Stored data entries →

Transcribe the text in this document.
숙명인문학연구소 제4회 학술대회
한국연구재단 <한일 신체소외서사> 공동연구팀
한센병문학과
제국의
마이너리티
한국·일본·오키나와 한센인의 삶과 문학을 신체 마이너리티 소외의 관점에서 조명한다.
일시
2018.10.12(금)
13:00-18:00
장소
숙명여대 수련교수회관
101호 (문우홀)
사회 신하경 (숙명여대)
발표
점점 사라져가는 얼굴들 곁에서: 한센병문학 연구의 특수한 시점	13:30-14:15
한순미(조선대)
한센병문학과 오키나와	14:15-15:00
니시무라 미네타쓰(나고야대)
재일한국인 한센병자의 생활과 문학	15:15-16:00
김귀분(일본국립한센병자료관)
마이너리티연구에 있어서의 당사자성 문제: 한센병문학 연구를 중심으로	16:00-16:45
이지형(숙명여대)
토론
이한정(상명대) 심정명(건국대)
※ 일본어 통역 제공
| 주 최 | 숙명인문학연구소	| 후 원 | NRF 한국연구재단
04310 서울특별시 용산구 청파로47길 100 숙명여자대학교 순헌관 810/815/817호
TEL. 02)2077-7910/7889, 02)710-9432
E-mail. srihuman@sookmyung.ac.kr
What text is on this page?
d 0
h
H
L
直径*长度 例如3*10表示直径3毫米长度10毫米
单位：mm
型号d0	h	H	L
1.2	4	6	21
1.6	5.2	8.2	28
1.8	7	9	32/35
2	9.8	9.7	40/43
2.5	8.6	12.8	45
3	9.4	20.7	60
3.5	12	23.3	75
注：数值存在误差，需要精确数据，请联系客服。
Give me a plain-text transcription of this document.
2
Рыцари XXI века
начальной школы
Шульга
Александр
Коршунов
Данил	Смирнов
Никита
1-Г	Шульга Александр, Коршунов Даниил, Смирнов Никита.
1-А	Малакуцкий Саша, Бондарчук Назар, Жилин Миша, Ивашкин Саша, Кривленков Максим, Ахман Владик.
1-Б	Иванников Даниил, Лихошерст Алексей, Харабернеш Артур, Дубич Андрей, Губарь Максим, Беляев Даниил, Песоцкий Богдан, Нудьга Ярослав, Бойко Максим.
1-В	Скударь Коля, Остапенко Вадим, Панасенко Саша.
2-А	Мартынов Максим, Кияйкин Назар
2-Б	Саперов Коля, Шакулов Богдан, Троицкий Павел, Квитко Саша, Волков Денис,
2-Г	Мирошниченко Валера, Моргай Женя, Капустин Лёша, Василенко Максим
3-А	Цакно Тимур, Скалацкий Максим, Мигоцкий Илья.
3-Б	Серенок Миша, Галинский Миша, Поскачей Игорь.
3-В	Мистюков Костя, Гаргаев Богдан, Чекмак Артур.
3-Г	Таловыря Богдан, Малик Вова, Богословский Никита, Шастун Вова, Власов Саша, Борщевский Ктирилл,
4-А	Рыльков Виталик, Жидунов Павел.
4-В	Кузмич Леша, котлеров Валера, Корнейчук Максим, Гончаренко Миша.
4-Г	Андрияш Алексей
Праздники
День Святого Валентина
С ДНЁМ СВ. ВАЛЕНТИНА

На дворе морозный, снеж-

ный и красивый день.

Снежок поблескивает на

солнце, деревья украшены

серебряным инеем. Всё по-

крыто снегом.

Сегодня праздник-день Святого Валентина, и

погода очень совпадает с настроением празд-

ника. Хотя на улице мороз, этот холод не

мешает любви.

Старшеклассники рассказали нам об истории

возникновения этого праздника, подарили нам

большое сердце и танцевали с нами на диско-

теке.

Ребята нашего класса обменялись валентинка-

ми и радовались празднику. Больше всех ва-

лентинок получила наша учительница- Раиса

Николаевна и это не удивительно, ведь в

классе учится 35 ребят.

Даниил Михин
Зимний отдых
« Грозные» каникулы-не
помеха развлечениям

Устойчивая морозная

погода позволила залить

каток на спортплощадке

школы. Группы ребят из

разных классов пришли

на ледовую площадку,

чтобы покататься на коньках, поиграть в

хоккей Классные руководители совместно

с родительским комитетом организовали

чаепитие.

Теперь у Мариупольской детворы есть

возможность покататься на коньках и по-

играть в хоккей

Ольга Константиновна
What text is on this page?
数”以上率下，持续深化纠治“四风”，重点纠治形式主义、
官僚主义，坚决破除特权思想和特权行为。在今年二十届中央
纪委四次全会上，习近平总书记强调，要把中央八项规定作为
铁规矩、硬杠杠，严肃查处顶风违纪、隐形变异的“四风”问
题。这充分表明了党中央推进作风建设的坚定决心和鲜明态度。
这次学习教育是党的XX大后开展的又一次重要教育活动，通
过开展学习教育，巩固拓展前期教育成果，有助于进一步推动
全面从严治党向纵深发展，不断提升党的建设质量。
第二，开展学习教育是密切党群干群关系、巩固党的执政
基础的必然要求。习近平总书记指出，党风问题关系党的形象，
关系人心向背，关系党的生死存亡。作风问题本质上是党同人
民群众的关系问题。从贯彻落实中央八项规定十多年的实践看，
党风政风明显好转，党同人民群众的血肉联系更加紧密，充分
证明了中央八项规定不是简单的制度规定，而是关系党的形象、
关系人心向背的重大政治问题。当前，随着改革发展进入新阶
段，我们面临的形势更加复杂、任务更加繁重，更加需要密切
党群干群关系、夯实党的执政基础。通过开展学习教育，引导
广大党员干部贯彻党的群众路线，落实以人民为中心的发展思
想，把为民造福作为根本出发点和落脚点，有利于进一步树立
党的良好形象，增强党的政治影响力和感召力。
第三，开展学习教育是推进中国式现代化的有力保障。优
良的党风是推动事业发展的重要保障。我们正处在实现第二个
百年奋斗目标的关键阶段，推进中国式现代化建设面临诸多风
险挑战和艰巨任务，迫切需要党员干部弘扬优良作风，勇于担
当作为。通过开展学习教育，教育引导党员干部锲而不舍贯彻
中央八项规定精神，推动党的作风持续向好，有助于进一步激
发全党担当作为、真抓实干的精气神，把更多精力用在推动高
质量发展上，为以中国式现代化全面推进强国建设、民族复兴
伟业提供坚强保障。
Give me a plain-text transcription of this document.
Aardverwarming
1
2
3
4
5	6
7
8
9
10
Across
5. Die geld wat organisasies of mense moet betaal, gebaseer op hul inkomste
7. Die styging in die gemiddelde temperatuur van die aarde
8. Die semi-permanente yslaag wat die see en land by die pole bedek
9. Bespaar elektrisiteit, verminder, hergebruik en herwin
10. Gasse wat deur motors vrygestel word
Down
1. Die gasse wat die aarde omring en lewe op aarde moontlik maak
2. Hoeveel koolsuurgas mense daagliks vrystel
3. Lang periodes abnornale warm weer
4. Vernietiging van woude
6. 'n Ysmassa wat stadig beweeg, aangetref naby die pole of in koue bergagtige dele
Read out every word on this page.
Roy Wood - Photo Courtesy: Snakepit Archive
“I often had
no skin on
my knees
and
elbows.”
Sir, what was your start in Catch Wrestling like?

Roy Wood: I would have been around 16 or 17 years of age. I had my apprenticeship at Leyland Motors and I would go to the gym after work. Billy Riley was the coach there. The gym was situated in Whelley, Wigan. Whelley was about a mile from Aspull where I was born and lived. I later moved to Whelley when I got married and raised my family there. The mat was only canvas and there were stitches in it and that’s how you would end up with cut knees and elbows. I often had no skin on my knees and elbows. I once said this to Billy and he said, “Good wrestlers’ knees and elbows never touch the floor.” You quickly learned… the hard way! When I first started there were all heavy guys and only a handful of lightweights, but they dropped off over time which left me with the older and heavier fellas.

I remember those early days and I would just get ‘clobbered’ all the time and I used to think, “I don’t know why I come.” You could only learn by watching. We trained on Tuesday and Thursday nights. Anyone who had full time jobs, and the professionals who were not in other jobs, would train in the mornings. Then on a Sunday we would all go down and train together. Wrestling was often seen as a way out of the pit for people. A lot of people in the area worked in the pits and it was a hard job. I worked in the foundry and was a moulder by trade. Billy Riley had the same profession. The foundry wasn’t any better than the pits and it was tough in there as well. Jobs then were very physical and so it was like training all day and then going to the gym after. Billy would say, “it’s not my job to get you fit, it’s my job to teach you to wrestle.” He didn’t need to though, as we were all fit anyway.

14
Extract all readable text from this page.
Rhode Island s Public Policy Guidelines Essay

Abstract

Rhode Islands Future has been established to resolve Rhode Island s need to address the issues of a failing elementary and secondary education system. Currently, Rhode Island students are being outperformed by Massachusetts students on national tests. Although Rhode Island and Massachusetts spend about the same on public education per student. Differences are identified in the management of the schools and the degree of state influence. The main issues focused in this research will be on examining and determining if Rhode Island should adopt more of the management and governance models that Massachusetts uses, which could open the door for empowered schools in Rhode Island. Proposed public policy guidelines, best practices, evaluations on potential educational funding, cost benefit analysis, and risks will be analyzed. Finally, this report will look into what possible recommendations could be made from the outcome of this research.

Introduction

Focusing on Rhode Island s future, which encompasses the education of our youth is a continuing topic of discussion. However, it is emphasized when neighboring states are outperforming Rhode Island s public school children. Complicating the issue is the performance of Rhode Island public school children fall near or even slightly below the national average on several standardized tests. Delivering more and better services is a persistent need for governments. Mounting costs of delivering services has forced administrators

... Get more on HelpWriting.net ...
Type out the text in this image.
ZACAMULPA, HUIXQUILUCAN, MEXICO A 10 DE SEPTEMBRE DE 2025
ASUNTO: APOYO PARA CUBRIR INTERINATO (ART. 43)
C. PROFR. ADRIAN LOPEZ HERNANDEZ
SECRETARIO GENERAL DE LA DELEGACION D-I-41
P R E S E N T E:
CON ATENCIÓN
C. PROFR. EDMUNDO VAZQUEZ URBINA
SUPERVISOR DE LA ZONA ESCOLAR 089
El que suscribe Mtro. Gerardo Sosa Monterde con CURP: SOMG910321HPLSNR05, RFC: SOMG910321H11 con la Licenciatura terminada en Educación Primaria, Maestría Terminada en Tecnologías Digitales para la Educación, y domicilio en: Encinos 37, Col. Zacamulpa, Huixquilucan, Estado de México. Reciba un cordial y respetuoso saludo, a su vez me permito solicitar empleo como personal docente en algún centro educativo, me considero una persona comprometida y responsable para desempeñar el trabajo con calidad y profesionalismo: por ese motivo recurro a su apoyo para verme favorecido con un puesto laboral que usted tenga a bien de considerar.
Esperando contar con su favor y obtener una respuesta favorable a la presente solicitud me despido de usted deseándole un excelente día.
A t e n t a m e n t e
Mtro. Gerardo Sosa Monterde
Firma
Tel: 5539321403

What the task asks →
State only the number of lines in these entries that contain "школы".

Worked solution →
2